-------- Recorded data

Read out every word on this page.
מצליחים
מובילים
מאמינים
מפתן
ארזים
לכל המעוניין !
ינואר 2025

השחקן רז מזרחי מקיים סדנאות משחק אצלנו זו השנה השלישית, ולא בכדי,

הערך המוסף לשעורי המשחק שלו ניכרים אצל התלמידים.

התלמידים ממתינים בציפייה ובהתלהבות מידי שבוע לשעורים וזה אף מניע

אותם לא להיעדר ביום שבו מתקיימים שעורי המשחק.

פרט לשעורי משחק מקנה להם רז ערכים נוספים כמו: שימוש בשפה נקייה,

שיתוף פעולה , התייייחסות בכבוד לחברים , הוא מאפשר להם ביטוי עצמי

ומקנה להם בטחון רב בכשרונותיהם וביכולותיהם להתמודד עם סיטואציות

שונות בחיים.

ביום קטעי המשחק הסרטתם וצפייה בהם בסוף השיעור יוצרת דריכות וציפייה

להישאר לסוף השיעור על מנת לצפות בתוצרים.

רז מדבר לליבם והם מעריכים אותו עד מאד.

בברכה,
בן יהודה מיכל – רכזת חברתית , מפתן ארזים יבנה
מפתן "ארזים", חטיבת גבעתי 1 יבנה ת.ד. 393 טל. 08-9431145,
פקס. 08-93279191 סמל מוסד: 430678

----------------
-------- Recorded data

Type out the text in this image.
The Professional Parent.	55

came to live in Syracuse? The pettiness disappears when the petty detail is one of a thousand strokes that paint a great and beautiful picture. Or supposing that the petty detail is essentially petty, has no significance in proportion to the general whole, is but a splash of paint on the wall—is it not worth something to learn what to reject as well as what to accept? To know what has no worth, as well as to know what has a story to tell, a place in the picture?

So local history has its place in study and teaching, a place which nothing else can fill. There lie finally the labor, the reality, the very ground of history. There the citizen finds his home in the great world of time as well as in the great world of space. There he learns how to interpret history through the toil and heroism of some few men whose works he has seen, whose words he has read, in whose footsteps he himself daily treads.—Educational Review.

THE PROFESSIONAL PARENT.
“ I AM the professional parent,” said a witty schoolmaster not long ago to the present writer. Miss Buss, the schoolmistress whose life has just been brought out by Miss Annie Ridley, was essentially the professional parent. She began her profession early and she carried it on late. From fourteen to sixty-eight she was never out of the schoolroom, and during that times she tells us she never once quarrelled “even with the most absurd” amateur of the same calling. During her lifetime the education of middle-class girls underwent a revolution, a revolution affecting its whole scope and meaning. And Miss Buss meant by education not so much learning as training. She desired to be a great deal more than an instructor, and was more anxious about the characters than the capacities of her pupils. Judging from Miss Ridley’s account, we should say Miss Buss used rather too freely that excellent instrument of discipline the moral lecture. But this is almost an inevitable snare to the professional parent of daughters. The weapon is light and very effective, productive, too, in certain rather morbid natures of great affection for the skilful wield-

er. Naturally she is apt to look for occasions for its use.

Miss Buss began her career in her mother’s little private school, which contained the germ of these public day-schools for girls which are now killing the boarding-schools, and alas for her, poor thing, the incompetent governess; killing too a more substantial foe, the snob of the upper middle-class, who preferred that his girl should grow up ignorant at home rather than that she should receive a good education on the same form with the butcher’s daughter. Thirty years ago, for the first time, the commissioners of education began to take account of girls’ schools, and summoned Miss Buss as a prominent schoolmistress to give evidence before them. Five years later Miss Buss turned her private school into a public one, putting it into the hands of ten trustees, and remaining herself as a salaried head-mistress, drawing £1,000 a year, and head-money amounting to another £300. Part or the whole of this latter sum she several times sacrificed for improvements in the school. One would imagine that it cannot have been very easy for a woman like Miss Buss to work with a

----------------
-------- Recorded data

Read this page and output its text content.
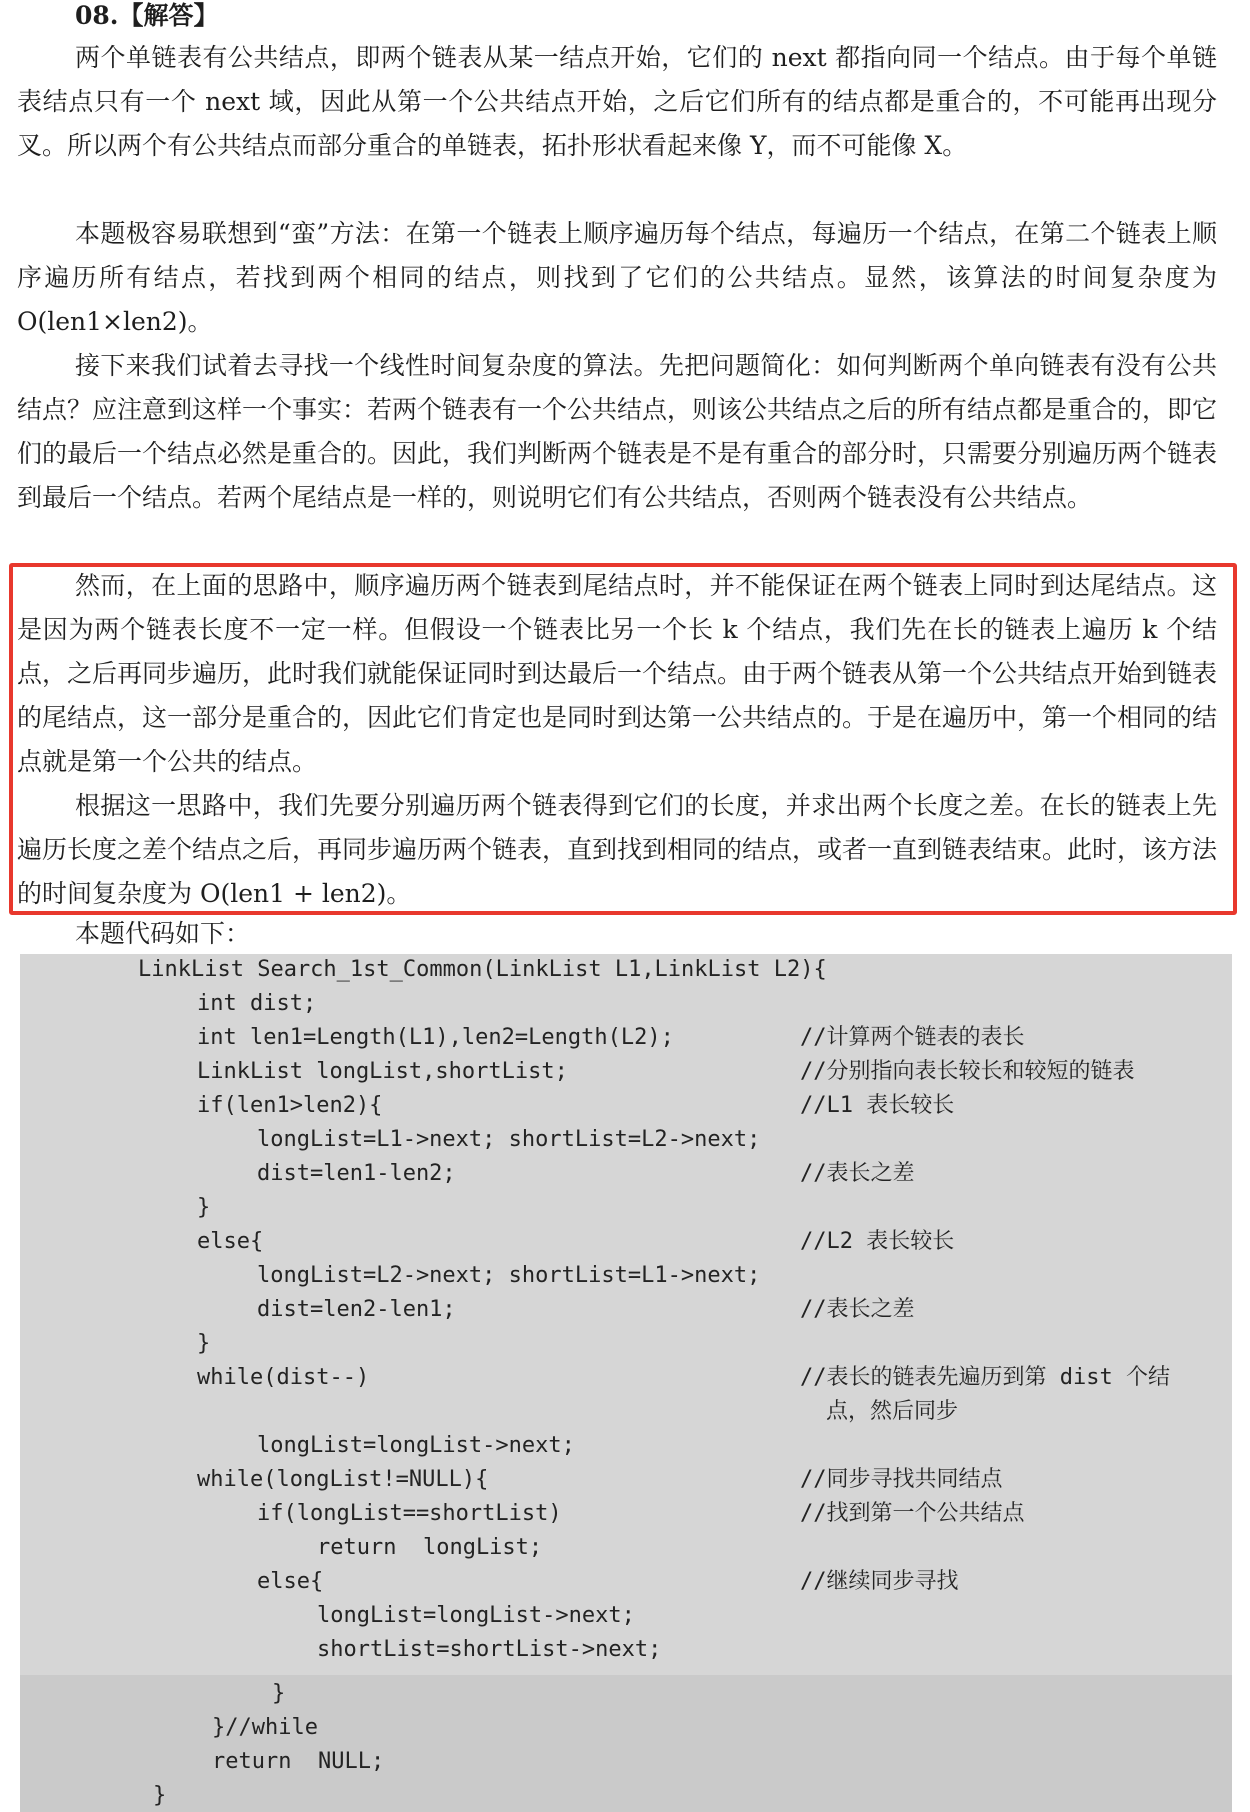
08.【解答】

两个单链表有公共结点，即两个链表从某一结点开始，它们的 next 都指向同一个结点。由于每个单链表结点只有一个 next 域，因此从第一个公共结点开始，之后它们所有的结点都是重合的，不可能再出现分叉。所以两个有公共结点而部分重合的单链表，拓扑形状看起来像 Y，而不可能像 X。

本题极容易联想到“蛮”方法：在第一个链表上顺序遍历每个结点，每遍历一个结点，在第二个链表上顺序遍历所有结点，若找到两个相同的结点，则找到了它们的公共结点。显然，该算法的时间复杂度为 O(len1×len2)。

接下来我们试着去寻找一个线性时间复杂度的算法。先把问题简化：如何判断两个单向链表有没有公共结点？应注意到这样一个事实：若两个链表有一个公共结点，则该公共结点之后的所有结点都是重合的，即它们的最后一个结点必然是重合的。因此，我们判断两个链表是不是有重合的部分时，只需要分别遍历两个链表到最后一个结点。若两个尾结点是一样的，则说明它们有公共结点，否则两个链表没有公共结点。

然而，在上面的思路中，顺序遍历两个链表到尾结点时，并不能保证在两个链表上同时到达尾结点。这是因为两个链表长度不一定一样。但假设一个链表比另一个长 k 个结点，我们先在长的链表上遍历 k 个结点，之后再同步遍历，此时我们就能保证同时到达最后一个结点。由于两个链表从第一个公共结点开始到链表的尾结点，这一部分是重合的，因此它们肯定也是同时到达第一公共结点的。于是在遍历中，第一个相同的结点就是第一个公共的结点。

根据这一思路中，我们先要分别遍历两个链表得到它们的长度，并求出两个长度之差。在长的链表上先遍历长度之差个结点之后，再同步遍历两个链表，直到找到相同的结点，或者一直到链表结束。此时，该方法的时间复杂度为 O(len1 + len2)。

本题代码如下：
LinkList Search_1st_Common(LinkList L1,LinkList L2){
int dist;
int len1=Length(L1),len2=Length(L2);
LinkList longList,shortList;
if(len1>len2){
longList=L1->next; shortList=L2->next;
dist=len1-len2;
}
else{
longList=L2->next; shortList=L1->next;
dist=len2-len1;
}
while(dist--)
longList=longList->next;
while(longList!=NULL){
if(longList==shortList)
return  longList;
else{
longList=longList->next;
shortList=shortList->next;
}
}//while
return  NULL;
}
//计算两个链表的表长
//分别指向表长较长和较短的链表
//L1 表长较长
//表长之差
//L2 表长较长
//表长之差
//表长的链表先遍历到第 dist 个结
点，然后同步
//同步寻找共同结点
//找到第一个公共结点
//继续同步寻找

----------------

Challenge - Extract every line of the records above that contains the word "LinkList".

Solution to this problem -
LinkList Search_1st_Common(LinkList L1,LinkList L2){
LinkList longList,shortList;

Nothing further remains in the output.